GIVEN INSTRUCTION: Go through the data below. List every line that holds the word "left".

* BEGIN *

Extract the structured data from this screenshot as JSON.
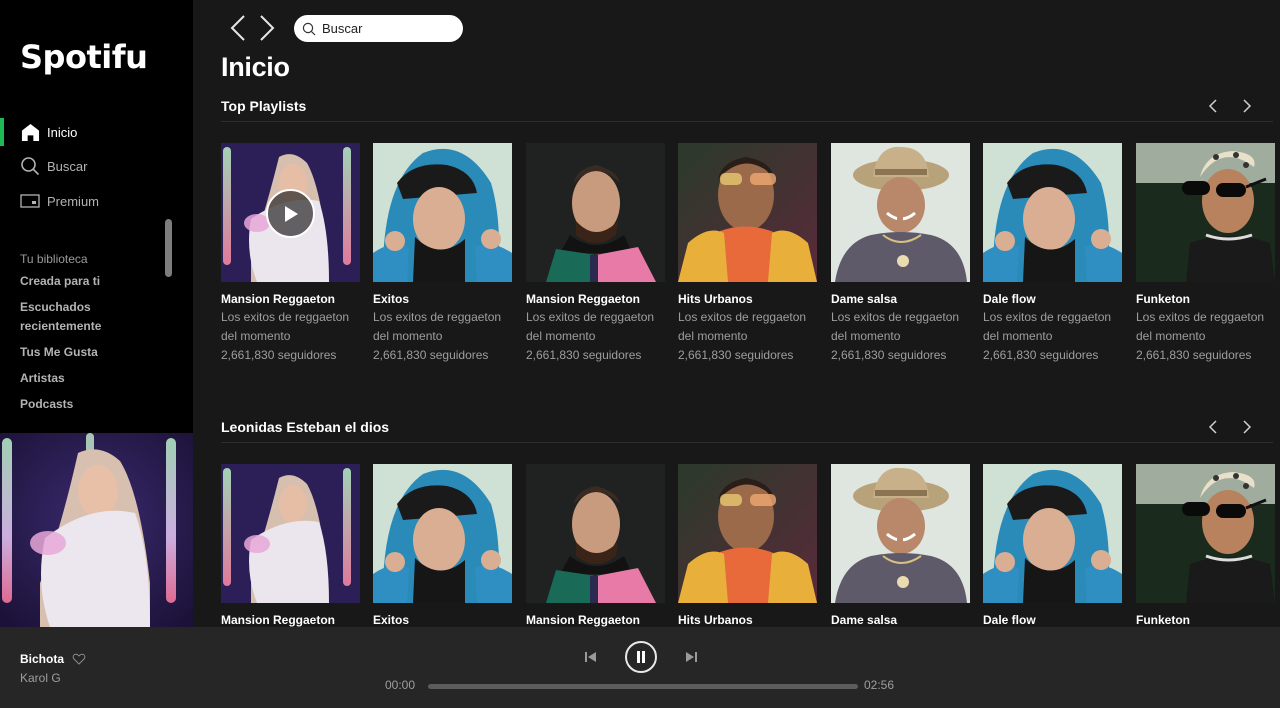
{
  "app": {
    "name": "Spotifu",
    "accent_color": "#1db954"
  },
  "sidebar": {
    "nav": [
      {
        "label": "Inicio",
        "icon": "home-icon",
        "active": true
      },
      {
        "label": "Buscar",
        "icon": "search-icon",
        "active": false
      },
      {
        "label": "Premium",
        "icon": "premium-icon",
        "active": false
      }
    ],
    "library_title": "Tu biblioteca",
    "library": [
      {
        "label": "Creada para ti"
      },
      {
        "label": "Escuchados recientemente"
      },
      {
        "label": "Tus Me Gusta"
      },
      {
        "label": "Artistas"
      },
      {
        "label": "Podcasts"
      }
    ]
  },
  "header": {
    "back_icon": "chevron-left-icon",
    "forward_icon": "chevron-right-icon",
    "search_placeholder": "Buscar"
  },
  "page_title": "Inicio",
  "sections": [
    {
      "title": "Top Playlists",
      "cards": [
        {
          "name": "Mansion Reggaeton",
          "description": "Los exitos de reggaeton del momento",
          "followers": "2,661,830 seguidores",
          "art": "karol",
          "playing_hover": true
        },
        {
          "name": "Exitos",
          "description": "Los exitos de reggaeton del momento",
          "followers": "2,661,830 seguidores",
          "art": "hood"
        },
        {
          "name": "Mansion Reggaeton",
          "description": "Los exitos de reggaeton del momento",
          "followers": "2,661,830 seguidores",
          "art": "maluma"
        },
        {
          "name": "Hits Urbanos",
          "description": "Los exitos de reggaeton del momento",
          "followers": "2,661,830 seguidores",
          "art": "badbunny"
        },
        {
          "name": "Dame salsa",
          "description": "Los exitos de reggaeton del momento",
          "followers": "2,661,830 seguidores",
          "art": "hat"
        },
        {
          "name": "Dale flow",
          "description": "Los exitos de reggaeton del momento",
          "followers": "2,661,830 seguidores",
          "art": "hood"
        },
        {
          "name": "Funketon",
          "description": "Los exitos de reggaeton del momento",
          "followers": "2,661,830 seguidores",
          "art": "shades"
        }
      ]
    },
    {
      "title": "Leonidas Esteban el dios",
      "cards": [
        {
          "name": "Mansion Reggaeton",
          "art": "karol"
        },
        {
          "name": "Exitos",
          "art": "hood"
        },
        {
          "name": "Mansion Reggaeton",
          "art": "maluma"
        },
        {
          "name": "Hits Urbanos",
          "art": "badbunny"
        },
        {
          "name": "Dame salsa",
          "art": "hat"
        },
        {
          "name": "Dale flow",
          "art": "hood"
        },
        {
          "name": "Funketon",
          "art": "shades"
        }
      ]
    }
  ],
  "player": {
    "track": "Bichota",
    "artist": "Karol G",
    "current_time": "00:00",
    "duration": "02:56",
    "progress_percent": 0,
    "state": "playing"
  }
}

* END *
* BEGIN *

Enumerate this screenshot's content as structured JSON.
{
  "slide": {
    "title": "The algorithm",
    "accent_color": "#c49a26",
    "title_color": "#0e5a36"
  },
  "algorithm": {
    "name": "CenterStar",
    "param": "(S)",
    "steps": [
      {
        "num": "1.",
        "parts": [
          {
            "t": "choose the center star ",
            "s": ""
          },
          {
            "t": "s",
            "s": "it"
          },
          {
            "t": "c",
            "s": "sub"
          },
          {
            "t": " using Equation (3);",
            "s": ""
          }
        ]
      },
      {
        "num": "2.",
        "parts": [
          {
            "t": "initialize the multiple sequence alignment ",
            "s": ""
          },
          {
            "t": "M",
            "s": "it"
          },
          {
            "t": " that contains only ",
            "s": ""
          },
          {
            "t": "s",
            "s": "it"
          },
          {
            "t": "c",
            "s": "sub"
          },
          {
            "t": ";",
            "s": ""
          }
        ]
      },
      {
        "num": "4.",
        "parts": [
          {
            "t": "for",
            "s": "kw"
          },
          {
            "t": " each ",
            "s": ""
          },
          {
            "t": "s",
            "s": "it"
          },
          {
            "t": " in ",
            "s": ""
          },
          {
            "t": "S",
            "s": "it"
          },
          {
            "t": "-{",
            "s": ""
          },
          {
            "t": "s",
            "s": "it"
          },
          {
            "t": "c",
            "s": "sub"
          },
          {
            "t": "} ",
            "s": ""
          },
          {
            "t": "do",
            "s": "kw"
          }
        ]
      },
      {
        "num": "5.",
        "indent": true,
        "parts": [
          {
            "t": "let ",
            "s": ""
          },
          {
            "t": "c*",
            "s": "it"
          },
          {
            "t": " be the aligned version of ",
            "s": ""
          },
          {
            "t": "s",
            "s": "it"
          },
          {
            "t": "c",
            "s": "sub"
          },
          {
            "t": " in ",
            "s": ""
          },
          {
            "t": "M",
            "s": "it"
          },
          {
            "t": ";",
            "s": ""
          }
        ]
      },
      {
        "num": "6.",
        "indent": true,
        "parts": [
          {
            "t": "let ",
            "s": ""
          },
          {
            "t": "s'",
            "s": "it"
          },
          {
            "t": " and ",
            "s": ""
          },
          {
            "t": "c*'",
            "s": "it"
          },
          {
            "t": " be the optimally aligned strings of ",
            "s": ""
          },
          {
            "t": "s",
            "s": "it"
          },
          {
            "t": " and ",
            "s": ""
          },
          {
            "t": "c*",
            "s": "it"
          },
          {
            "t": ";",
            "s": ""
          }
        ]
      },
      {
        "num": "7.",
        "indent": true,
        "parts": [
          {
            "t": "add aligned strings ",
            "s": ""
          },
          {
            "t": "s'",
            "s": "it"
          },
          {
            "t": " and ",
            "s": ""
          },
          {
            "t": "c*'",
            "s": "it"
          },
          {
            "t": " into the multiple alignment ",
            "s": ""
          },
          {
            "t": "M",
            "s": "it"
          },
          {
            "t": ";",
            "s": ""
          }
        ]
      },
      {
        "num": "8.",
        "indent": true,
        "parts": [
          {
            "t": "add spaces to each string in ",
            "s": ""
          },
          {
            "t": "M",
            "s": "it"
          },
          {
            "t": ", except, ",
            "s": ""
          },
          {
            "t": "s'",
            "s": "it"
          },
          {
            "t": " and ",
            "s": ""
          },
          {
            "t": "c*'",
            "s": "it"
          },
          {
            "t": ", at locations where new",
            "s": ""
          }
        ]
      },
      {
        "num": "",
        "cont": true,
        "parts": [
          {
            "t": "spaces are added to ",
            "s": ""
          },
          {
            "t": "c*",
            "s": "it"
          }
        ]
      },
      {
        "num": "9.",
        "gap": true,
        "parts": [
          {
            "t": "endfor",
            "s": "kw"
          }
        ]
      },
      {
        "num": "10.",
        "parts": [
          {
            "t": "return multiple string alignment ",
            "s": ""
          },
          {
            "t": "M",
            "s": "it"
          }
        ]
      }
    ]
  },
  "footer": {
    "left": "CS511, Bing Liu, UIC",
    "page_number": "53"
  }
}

* END *
* BEGIN *

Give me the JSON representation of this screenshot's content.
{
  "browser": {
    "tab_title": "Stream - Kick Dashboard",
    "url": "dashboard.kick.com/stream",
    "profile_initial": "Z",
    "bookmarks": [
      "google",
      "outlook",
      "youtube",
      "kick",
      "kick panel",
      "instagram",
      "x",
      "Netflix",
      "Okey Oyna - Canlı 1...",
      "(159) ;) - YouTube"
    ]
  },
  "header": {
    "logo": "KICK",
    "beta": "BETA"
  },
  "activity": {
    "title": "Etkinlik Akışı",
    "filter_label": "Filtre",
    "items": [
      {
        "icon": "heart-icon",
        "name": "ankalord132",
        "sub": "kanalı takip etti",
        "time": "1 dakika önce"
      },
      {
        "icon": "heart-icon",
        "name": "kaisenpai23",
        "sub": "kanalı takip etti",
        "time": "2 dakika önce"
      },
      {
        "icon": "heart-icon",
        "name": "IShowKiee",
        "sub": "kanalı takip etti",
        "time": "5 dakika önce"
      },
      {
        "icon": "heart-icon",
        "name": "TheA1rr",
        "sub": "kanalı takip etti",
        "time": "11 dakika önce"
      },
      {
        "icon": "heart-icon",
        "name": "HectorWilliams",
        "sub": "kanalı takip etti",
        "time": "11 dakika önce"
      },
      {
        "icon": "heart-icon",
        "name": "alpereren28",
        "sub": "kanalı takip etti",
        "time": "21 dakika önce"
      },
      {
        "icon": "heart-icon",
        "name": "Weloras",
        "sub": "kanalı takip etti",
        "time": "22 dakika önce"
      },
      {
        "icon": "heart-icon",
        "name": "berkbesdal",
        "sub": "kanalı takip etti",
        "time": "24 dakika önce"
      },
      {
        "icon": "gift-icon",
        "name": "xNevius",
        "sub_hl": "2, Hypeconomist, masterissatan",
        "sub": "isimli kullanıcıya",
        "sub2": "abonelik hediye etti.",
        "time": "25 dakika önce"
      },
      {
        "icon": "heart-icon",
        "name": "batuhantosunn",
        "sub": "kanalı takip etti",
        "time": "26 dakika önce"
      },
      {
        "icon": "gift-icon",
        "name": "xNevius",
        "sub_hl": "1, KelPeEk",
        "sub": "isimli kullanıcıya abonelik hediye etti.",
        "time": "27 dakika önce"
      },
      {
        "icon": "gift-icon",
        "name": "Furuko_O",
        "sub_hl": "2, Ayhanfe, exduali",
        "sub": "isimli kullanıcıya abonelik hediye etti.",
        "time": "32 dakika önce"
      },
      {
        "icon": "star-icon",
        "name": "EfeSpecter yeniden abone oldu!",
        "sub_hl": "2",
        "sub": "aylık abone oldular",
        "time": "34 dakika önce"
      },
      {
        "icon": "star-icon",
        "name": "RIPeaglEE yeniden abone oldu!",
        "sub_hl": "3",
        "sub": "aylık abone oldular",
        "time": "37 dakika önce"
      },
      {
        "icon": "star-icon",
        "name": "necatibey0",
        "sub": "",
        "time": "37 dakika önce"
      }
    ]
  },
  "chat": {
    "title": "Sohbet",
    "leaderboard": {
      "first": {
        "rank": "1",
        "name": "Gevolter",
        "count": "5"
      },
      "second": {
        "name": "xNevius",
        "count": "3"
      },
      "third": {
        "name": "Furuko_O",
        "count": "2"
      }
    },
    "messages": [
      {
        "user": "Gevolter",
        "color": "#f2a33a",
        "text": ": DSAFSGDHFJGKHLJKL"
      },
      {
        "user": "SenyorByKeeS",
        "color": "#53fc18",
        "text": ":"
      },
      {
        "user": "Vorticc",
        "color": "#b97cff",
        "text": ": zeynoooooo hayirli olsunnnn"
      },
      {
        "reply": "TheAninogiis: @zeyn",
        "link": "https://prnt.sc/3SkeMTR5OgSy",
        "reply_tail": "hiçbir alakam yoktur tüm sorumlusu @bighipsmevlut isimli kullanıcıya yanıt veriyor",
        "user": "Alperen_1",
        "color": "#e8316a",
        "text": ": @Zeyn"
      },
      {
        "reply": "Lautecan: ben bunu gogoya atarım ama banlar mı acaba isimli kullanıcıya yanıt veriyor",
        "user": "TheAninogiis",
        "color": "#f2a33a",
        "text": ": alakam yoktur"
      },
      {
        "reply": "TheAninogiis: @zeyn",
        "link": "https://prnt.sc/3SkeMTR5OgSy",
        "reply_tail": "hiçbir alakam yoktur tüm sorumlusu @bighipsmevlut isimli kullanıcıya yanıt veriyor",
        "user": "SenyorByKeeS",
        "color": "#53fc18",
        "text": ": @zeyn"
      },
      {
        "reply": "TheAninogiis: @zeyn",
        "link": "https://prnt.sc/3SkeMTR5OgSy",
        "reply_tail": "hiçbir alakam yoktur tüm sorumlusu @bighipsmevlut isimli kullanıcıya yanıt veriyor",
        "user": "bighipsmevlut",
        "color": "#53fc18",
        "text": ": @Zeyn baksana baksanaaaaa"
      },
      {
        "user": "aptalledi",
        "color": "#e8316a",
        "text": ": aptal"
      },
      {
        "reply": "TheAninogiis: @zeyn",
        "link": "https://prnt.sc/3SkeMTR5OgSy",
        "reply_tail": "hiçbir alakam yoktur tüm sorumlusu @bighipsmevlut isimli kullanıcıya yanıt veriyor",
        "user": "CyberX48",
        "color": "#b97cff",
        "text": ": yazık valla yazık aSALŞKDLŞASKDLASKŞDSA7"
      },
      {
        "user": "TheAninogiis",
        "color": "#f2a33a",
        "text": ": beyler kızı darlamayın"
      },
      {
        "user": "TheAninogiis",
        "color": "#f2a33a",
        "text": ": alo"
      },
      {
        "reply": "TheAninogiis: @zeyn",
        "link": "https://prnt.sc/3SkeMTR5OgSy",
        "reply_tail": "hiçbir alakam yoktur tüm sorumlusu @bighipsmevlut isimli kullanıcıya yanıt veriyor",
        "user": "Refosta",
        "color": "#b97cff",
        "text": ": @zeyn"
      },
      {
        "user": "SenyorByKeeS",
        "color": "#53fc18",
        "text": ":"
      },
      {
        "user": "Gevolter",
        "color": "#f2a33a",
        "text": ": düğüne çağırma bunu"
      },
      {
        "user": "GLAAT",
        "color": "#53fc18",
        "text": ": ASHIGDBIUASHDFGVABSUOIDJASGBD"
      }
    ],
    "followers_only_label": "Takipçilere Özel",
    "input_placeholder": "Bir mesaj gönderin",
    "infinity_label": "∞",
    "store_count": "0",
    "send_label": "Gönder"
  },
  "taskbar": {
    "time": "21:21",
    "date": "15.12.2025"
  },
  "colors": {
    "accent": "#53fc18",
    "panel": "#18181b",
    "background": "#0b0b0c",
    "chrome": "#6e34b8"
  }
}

* END *

FINISHED EXERCISE:
    "back_icon": "chevron-left-icon",
    "left": "CS511, Bing Liu, UIC",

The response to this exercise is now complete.